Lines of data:
━━━━

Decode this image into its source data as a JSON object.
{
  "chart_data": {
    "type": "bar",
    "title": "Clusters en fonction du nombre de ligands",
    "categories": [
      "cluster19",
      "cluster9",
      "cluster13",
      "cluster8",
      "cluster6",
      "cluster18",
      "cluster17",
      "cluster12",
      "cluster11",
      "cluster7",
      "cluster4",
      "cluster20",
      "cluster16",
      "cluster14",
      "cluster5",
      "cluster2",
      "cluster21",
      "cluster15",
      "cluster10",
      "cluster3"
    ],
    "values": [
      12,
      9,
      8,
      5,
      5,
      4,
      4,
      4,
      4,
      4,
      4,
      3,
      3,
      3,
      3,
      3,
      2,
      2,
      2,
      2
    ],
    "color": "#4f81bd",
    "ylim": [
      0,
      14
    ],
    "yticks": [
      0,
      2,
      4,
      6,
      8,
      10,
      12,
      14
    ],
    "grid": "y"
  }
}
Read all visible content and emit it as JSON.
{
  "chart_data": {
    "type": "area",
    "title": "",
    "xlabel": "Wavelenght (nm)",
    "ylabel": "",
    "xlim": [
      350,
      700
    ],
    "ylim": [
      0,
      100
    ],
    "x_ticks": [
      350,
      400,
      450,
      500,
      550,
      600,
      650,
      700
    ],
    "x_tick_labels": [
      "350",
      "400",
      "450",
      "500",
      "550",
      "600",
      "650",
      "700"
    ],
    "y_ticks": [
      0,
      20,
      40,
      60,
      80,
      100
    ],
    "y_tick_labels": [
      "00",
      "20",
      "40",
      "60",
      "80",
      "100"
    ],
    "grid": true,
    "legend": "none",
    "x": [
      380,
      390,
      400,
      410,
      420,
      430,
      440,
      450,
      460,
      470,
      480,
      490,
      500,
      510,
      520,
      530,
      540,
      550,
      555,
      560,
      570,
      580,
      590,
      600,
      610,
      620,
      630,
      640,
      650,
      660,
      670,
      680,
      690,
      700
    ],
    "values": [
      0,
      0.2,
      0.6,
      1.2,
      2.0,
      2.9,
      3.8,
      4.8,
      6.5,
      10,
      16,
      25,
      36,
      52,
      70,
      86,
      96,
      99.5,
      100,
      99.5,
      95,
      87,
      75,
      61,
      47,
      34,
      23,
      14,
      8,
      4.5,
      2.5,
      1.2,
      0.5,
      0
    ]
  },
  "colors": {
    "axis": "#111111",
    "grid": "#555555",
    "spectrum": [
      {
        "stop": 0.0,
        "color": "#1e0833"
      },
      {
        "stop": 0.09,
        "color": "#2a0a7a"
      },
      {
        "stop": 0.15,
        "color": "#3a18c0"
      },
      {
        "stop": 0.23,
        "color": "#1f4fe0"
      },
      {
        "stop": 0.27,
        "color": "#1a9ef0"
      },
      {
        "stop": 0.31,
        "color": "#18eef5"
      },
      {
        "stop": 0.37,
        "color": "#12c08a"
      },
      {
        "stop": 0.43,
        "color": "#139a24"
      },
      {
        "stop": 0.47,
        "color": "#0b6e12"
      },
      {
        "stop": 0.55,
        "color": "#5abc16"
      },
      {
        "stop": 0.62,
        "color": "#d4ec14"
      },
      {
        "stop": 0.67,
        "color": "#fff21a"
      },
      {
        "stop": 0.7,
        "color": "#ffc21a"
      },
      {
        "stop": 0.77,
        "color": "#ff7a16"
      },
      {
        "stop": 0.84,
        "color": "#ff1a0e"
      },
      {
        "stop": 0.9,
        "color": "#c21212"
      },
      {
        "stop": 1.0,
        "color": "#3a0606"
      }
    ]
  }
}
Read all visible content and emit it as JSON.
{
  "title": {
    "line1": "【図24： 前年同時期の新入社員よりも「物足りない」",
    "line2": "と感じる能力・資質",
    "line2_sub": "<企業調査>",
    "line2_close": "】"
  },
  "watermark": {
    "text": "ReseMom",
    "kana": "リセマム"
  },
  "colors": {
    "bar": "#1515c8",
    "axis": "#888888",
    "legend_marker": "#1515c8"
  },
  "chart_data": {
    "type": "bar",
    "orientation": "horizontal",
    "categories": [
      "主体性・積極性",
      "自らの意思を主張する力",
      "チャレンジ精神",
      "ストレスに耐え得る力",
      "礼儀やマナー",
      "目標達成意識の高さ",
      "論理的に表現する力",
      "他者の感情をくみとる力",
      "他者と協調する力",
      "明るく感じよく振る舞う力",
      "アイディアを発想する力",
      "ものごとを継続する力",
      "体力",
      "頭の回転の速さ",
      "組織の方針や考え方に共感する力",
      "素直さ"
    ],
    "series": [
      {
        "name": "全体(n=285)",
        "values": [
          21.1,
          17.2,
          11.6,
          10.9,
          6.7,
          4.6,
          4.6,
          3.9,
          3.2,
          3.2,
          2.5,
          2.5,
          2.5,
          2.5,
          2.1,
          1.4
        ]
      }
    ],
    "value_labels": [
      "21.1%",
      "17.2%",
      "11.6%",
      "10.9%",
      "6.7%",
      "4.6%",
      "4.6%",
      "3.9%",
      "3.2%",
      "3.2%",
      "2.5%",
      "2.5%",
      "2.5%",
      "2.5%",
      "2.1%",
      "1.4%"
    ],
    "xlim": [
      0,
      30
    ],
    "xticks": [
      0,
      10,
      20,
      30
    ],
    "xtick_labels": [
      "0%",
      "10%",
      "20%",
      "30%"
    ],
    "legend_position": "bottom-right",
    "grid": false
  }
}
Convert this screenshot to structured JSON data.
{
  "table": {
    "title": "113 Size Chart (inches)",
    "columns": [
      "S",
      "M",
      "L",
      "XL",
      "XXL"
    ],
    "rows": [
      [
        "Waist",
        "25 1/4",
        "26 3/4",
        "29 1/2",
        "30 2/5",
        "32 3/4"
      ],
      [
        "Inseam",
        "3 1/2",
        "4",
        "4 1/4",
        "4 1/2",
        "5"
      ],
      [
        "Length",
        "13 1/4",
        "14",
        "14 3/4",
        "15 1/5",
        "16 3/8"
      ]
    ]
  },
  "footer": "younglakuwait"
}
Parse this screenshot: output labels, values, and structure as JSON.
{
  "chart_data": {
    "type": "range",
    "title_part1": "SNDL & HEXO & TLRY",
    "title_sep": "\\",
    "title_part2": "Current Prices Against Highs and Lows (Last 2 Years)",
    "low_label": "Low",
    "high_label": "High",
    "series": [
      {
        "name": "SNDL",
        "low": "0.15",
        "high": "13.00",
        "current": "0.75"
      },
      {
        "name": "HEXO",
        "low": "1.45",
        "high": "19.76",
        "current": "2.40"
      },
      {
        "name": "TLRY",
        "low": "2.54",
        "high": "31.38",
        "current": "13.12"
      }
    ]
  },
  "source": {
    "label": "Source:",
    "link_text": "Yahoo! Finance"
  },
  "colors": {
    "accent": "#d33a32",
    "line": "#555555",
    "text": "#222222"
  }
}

━━━━

YOUR INSTRUCTIONS
Which lines in the data above contain "type"? Show each one.

EXERCISE RESULT
    "type": "bar",
    "type": "area",
    "type": "bar",
    "type": "range",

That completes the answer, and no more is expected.